## SET PROBLEM
Drop the images; return everything else in the listing below exactly.

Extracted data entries

-- Begin --

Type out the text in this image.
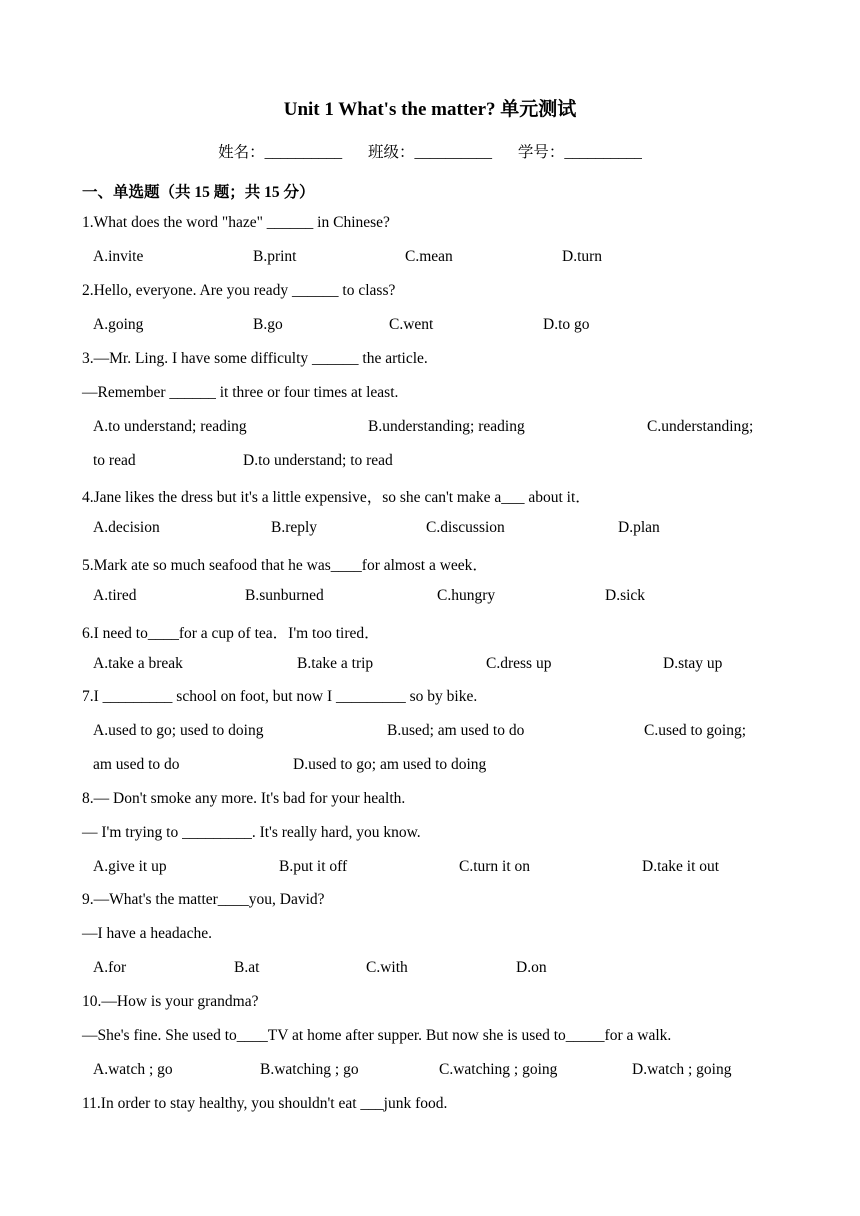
Unit 1 What's the matter? 单元测试
姓名：__________ 班级：__________ 学号：__________
一、单选题（共 15 题；共 15 分）
1.What does the word "haze" ______ in Chinese?
A.invite	B.print	C.mean	D.turn
2.Hello, everyone. Are you ready ______ to class?
A.going	B.go	C.went	D.to go
3.—Mr. Ling. I have some difficulty ______ the article.
—Remember ______ it three or four times at least.
A.to understand; reading	B.understanding; reading	C.understanding;
to read	D.to understand; to read
4.Jane likes the dress but it's a little expensive，so she can't make a___ about it．
A.decision	B.reply	C.discussion	D.plan
5.Mark ate so much seafood that he was____for almost a week．
A.tired	B.sunburned	C.hungry	D.sick
6.I need to____for a cup of tea．I'm too tired．
A.take a break	B.take a trip	C.dress up	D.stay up
7.I _________ school on foot, but now I _________ so by bike.
A.used to go; used to doing	B.used; am used to do	C.used to going;
am used to do	D.used to go; am used to doing
8.— Don't smoke any more. It's bad for your health.
— I'm trying to _________. It's really hard, you know.
A.give it up	B.put it off	C.turn it on	D.take it out
9.—What's the matter____you, David?
—I have a headache.
A.for	B.at	C.with	D.on
10.—How is your grandma?
—She's fine. She used to____TV at home after supper. But now she is used to_____for a walk.
A.watch ; go	B.watching ; go	C.watching ; going	D.watch ; going
11.In order to stay healthy, you shouldn't eat ___junk food.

-- End --

## RESPONSE TO THE TASK
Type out the text in this image.
Unit 1 What's the matter? 单元测试
姓名：__________ 班级：__________ 学号：__________
一、单选题（共 15 题；共 15 分）
1.What does the word "haze" ______ in Chinese?
A.invite	B.print	C.mean	D.turn
2.Hello, everyone. Are you ready ______ to class?
A.going	B.go	C.went	D.to go
3.—Mr. Ling. I have some difficulty ______ the article.
—Remember ______ it three or four times at least.
A.to understand; reading	B.understanding; reading	C.understanding;
to read	D.to understand; to read
4.Jane likes the dress but it's a little expensive，so she can't make a___ about it．
A.decision	B.reply	C.discussion	D.plan
5.Mark ate so much seafood that he was____for almost a week．
A.tired	B.sunburned	C.hungry	D.sick
6.I need to____for a cup of tea．I'm too tired．
A.take a break	B.take a trip	C.dress up	D.stay up
7.I _________ school on foot, but now I _________ so by bike.
A.used to go; used to doing	B.used; am used to do	C.used to going;
am used to do	D.used to go; am used to doing
8.— Don't smoke any more. It's bad for your health.
— I'm trying to _________. It's really hard, you know.
A.give it up	B.put it off	C.turn it on	D.take it out
9.—What's the matter____you, David?
—I have a headache.
A.for	B.at	C.with	D.on
10.—How is your grandma?
—She's fine. She used to____TV at home after supper. But now she is used to_____for a walk.
A.watch ; go	B.watching ; go	C.watching ; going	D.watch ; going
11.In order to stay healthy, you shouldn't eat ___junk food.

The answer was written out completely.